** WRITTEN PROBLEM **
From the entries below, copy every line that holds the word "JSON".

** RECORDS PROVIDED **
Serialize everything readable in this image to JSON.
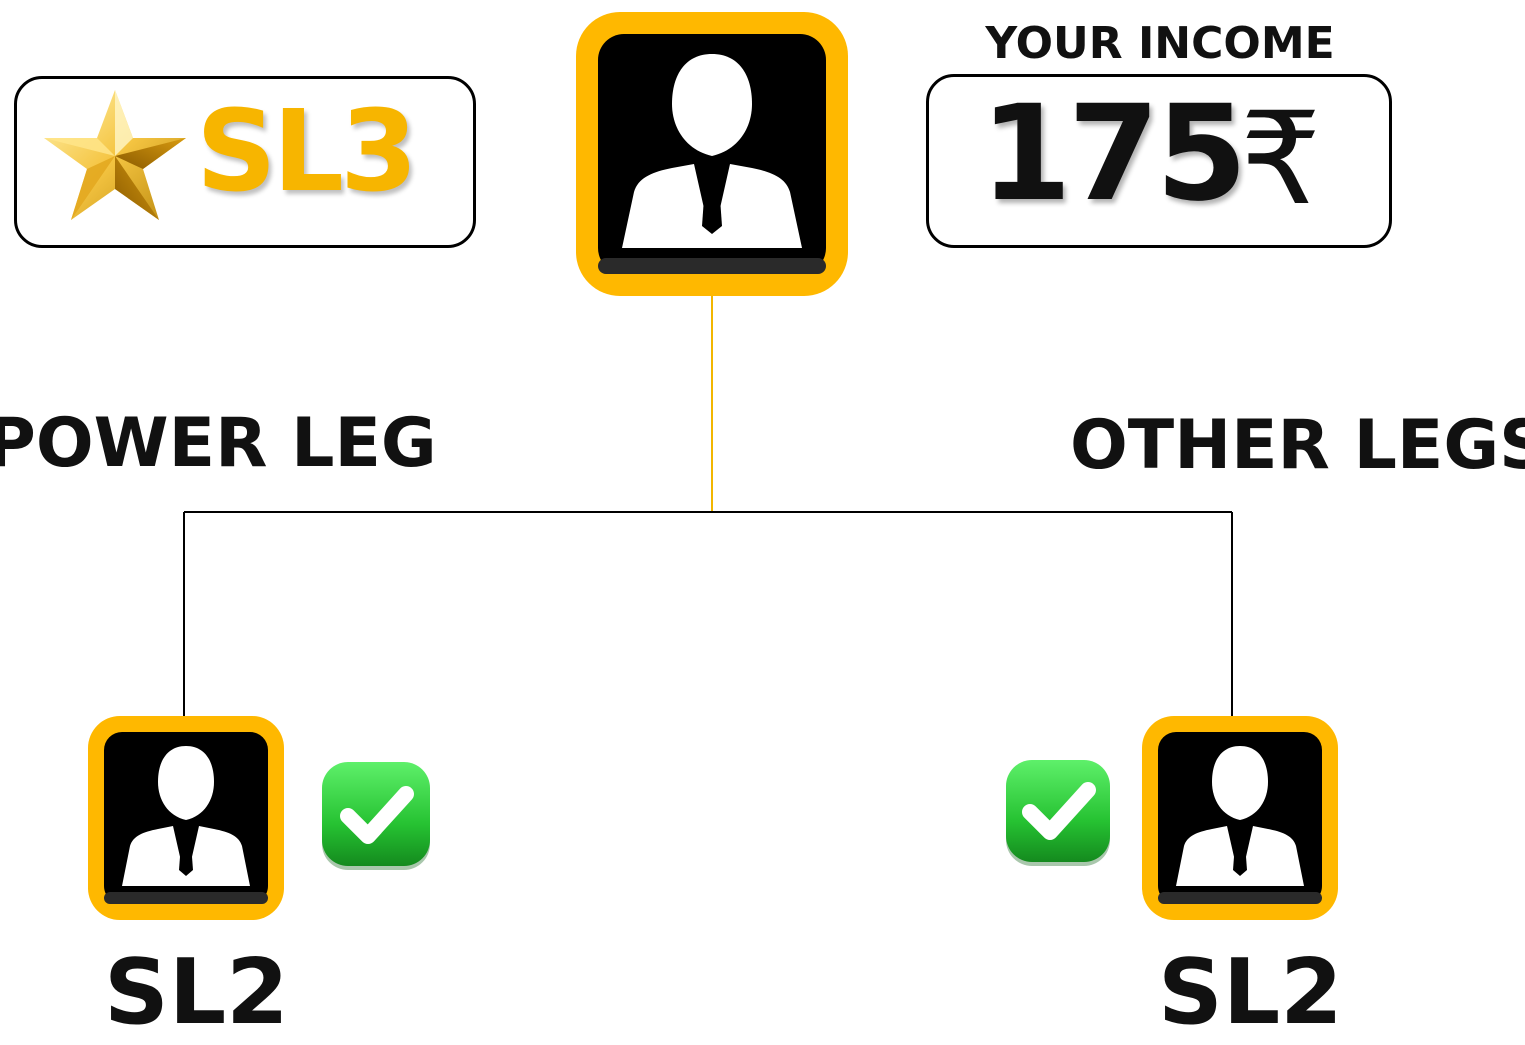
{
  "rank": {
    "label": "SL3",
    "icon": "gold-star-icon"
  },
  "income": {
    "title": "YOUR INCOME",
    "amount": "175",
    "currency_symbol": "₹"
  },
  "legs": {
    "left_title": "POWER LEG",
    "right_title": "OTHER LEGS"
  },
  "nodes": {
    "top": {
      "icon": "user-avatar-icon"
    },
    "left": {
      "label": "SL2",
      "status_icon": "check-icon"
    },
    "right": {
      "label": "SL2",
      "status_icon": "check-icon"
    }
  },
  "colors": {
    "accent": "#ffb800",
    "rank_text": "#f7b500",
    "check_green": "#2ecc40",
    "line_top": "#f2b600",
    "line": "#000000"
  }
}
...
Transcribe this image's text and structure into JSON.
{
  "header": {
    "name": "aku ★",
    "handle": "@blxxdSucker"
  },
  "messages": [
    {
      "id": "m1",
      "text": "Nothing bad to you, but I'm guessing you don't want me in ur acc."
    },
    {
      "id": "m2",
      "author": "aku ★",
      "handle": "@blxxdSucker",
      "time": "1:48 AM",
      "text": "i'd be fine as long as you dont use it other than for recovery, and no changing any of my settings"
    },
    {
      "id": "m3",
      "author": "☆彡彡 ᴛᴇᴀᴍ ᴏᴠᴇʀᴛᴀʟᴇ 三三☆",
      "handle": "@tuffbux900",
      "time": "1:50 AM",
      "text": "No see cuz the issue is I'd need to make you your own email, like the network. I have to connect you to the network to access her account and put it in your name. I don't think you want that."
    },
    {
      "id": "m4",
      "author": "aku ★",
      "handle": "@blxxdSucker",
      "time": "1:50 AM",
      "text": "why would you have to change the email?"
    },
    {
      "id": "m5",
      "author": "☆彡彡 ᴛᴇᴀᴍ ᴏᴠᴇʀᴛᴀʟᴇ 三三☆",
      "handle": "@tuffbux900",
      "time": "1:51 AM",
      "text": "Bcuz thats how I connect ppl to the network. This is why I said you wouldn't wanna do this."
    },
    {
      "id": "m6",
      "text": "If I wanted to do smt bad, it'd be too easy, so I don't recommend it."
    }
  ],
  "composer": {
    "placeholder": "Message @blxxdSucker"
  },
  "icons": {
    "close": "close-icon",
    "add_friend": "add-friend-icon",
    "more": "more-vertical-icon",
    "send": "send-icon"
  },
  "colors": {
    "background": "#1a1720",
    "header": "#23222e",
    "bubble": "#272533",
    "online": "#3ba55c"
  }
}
--
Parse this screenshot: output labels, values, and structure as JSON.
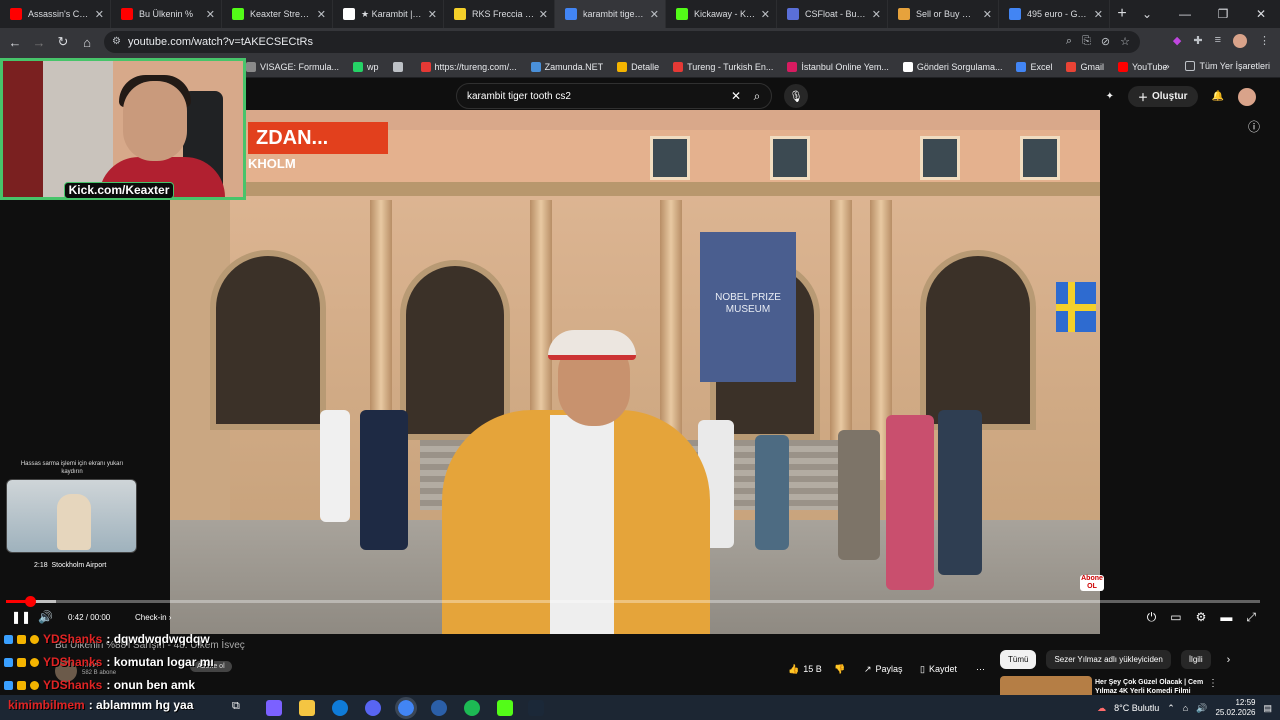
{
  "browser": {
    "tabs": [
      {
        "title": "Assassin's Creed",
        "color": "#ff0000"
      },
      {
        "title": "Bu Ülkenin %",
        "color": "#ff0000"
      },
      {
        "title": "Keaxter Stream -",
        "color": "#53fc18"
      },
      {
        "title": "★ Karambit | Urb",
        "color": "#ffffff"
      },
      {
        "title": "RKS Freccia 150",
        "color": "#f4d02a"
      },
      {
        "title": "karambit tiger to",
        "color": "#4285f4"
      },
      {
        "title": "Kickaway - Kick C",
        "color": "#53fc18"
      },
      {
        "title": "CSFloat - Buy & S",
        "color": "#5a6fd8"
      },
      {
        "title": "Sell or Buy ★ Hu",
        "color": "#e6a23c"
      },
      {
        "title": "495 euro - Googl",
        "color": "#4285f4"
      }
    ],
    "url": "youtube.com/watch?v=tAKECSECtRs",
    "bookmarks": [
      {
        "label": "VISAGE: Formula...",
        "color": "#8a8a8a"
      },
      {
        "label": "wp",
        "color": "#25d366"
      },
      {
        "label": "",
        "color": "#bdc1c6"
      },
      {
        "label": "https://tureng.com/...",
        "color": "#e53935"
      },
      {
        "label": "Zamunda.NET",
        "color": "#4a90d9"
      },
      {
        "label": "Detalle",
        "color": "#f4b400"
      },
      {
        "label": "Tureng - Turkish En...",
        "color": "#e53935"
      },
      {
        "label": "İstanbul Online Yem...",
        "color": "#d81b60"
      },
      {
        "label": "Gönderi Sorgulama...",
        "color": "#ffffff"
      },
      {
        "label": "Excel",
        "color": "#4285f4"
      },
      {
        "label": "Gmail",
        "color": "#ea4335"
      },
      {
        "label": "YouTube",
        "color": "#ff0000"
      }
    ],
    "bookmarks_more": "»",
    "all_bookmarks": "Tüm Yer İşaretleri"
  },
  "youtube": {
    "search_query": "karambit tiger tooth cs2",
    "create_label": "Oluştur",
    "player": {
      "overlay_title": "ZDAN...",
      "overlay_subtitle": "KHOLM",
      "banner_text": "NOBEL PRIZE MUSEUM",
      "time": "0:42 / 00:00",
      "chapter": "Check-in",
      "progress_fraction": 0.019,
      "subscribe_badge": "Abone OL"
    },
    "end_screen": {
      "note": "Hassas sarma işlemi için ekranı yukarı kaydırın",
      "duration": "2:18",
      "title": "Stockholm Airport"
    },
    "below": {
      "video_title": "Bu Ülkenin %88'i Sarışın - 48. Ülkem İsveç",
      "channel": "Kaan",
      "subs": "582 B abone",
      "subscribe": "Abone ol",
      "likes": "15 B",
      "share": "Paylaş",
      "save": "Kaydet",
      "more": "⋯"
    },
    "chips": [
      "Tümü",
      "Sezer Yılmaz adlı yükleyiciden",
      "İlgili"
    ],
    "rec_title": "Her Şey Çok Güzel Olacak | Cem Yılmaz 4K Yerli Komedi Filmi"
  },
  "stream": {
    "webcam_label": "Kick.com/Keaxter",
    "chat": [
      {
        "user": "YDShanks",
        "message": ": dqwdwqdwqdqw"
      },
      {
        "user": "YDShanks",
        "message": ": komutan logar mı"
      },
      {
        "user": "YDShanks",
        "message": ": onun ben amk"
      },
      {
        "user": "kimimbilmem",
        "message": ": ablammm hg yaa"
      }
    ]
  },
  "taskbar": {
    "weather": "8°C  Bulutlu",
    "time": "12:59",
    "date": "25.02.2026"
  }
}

** RESULT FOR THIS TASK **
Serialize everything readable in this image to JSON.
Transcribe this image's text and structure into JSON.
Parse this screenshot: output labels, values, and structure as JSON.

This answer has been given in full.